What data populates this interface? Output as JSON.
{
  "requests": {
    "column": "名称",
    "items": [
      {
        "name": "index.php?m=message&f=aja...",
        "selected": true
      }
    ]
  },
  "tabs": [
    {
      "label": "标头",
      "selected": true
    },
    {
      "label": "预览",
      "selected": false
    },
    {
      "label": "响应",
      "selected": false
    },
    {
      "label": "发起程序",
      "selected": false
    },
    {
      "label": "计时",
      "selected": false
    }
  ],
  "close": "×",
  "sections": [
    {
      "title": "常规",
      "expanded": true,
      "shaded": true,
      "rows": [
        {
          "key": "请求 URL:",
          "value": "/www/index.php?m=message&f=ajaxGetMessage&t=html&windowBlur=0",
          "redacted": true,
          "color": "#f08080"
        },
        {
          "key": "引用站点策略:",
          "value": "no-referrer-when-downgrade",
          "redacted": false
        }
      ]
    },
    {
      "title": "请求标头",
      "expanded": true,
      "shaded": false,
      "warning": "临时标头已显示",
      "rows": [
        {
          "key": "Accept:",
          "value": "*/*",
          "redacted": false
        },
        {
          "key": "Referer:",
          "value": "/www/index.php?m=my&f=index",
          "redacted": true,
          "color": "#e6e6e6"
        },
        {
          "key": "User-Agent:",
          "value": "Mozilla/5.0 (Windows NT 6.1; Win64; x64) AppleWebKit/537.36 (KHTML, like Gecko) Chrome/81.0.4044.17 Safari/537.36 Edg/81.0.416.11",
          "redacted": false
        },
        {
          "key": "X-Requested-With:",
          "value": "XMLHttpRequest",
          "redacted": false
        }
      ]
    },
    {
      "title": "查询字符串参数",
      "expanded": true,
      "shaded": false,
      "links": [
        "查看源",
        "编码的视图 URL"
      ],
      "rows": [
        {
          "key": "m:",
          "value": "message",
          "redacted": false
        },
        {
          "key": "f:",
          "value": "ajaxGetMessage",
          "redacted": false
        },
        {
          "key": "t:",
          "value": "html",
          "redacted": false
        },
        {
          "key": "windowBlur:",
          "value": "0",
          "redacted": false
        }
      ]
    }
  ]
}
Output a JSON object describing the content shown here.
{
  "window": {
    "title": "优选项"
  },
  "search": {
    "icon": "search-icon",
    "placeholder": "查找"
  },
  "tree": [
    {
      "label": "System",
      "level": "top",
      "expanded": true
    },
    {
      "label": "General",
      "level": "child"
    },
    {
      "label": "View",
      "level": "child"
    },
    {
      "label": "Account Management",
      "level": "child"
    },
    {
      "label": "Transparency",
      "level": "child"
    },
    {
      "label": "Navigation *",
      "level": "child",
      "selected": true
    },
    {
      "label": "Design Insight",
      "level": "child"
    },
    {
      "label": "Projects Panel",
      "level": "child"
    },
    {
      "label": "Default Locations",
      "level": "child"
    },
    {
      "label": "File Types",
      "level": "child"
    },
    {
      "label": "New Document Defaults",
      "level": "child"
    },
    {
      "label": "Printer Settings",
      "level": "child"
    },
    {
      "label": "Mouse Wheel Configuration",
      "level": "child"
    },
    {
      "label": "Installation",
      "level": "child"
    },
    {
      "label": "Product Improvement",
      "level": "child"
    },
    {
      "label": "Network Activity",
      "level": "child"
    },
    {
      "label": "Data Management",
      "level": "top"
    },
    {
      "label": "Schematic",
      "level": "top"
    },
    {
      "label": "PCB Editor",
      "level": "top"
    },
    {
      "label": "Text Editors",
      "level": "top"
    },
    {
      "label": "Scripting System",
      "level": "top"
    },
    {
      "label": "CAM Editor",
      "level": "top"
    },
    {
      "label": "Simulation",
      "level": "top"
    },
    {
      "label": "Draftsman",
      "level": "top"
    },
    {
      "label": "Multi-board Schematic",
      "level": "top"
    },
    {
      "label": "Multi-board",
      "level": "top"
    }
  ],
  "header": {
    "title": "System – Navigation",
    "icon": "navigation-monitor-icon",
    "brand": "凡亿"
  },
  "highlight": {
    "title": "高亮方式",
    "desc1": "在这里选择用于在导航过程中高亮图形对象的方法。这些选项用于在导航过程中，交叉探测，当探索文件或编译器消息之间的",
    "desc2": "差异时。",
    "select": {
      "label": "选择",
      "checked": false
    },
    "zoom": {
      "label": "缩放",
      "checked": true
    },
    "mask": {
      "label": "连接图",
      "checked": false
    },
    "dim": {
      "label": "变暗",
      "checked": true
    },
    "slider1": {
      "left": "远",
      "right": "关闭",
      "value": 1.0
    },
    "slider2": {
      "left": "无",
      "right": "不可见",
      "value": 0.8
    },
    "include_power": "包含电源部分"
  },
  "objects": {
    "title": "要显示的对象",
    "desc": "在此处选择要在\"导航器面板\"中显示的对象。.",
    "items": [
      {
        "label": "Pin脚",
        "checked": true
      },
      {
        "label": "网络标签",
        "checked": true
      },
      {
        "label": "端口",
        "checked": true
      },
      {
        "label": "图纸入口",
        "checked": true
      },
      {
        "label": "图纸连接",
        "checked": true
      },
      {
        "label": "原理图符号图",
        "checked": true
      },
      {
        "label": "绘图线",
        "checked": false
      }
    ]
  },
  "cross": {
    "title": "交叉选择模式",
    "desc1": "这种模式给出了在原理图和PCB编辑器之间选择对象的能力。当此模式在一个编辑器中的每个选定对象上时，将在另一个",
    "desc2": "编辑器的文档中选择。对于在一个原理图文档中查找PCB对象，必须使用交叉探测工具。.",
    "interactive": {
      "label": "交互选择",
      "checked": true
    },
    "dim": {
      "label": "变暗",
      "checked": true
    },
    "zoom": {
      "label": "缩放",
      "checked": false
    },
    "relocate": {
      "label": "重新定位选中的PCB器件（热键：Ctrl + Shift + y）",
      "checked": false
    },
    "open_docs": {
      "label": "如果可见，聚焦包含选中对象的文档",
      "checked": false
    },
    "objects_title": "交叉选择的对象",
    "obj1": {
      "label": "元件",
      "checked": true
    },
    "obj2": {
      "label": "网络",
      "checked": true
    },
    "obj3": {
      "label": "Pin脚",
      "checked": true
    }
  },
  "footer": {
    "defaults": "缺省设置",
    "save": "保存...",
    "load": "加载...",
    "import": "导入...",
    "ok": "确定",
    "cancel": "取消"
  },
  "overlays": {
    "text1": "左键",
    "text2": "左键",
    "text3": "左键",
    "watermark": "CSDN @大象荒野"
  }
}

|---|

Without leaving anything out, give the entries again exactly.

» **WRITTEN RESPONSE**:
What data populates this interface? Output as JSON.
{
  "requests": {
    "column": "名称",
    "items": [
      {
        "name": "index.php?m=message&f=aja...",
        "selected": true
      }
    ]
  },
  "tabs": [
    {
      "label": "标头",
      "selected": true
    },
    {
      "label": "预览",
      "selected": false
    },
    {
      "label": "响应",
      "selected": false
    },
    {
      "label": "发起程序",
      "selected": false
    },
    {
      "label": "计时",
      "selected": false
    }
  ],
  "close": "×",
  "sections": [
    {
      "title": "常规",
      "expanded": true,
      "shaded": true,
      "rows": [
        {
          "key": "请求 URL:",
          "value": "/www/index.php?m=message&f=ajaxGetMessage&t=html&windowBlur=0",
          "redacted": true,
          "color": "#f08080"
        },
        {
          "key": "引用站点策略:",
          "value": "no-referrer-when-downgrade",
          "redacted": false
        }
      ]
    },
    {
      "title": "请求标头",
      "expanded": true,
      "shaded": false,
      "warning": "临时标头已显示",
      "rows": [
        {
          "key": "Accept:",
          "value": "*/*",
          "redacted": false
        },
        {
          "key": "Referer:",
          "value": "/www/index.php?m=my&f=index",
          "redacted": true,
          "color": "#e6e6e6"
        },
        {
          "key": "User-Agent:",
          "value": "Mozilla/5.0 (Windows NT 6.1; Win64; x64) AppleWebKit/537.36 (KHTML, like Gecko) Chrome/81.0.4044.17 Safari/537.36 Edg/81.0.416.11",
          "redacted": false
        },
        {
          "key": "X-Requested-With:",
          "value": "XMLHttpRequest",
          "redacted": false
        }
      ]
    },
    {
      "title": "查询字符串参数",
      "expanded": true,
      "shaded": false,
      "links": [
        "查看源",
        "编码的视图 URL"
      ],
      "rows": [
        {
          "key": "m:",
          "value": "message",
          "redacted": false
        },
        {
          "key": "f:",
          "value": "ajaxGetMessage",
          "redacted": false
        },
        {
          "key": "t:",
          "value": "html",
          "redacted": false
        },
        {
          "key": "windowBlur:",
          "value": "0",
          "redacted": false
        }
      ]
    }
  ]
}
Output a JSON object describing the content shown here.
{
  "window": {
    "title": "优选项"
  },
  "search": {
    "icon": "search-icon",
    "placeholder": "查找"
  },
  "tree": [
    {
      "label": "System",
      "level": "top",
      "expanded": true
    },
    {
      "label": "General",
      "level": "child"
    },
    {
      "label": "View",
      "level": "child"
    },
    {
      "label": "Account Management",
      "level": "child"
    },
    {
      "label": "Transparency",
      "level": "child"
    },
    {
      "label": "Navigation *",
      "level": "child",
      "selected": true
    },
    {
      "label": "Design Insight",
      "level": "child"
    },
    {
      "label": "Projects Panel",
      "level": "child"
    },
    {
      "label": "Default Locations",
      "level": "child"
    },
    {
      "label": "File Types",
      "level": "child"
    },
    {
      "label": "New Document Defaults",
      "level": "child"
    },
    {
      "label": "Printer Settings",
      "level": "child"
    },
    {
      "label": "Mouse Wheel Configuration",
      "level": "child"
    },
    {
      "label": "Installation",
      "level": "child"
    },
    {
      "label": "Product Improvement",
      "level": "child"
    },
    {
      "label": "Network Activity",
      "level": "child"
    },
    {
      "label": "Data Management",
      "level": "top"
    },
    {
      "label": "Schematic",
      "level": "top"
    },
    {
      "label": "PCB Editor",
      "level": "top"
    },
    {
      "label": "Text Editors",
      "level": "top"
    },
    {
      "label": "Scripting System",
      "level": "top"
    },
    {
      "label": "CAM Editor",
      "level": "top"
    },
    {
      "label": "Simulation",
      "level": "top"
    },
    {
      "label": "Draftsman",
      "level": "top"
    },
    {
      "label": "Multi-board Schematic",
      "level": "top"
    },
    {
      "label": "Multi-board",
      "level": "top"
    }
  ],
  "header": {
    "title": "System – Navigation",
    "icon": "navigation-monitor-icon",
    "brand": "凡亿"
  },
  "highlight": {
    "title": "高亮方式",
    "desc1": "在这里选择用于在导航过程中高亮图形对象的方法。这些选项用于在导航过程中，交叉探测，当探索文件或编译器消息之间的",
    "desc2": "差异时。",
    "select": {
      "label": "选择",
      "checked": false
    },
    "zoom": {
      "label": "缩放",
      "checked": true
    },
    "mask": {
      "label": "连接图",
      "checked": false
    },
    "dim": {
      "label": "变暗",
      "checked": true
    },
    "slider1": {
      "left": "远",
      "right": "关闭",
      "value": 1.0
    },
    "slider2": {
      "left": "无",
      "right": "不可见",
      "value": 0.8
    },
    "include_power": "包含电源部分"
  },
  "objects": {
    "title": "要显示的对象",
    "desc": "在此处选择要在\"导航器面板\"中显示的对象。.",
    "items": [
      {
        "label": "Pin脚",
        "checked": true
      },
      {
        "label": "网络标签",
        "checked": true
      },
      {
        "label": "端口",
        "checked": true
      },
      {
        "label": "图纸入口",
        "checked": true
      },
      {
        "label": "图纸连接",
        "checked": true
      },
      {
        "label": "原理图符号图",
        "checked": true
      },
      {
        "label": "绘图线",
        "checked": false
      }
    ]
  },
  "cross": {
    "title": "交叉选择模式",
    "desc1": "这种模式给出了在原理图和PCB编辑器之间选择对象的能力。当此模式在一个编辑器中的每个选定对象上时，将在另一个",
    "desc2": "编辑器的文档中选择。对于在一个原理图文档中查找PCB对象，必须使用交叉探测工具。.",
    "interactive": {
      "label": "交互选择",
      "checked": true
    },
    "dim": {
      "label": "变暗",
      "checked": true
    },
    "zoom": {
      "label": "缩放",
      "checked": false
    },
    "relocate": {
      "label": "重新定位选中的PCB器件（热键：Ctrl + Shift + y）",
      "checked": false
    },
    "open_docs": {
      "label": "如果可见，聚焦包含选中对象的文档",
      "checked": false
    },
    "objects_title": "交叉选择的对象",
    "obj1": {
      "label": "元件",
      "checked": true
    },
    "obj2": {
      "label": "网络",
      "checked": true
    },
    "obj3": {
      "label": "Pin脚",
      "checked": true
    }
  },
  "footer": {
    "defaults": "缺省设置",
    "save": "保存...",
    "load": "加载...",
    "import": "导入...",
    "ok": "确定",
    "cancel": "取消"
  },
  "overlays": {
    "text1": "左键",
    "text2": "左键",
    "text3": "左键",
    "watermark": "CSDN @大象荒野"
  }
}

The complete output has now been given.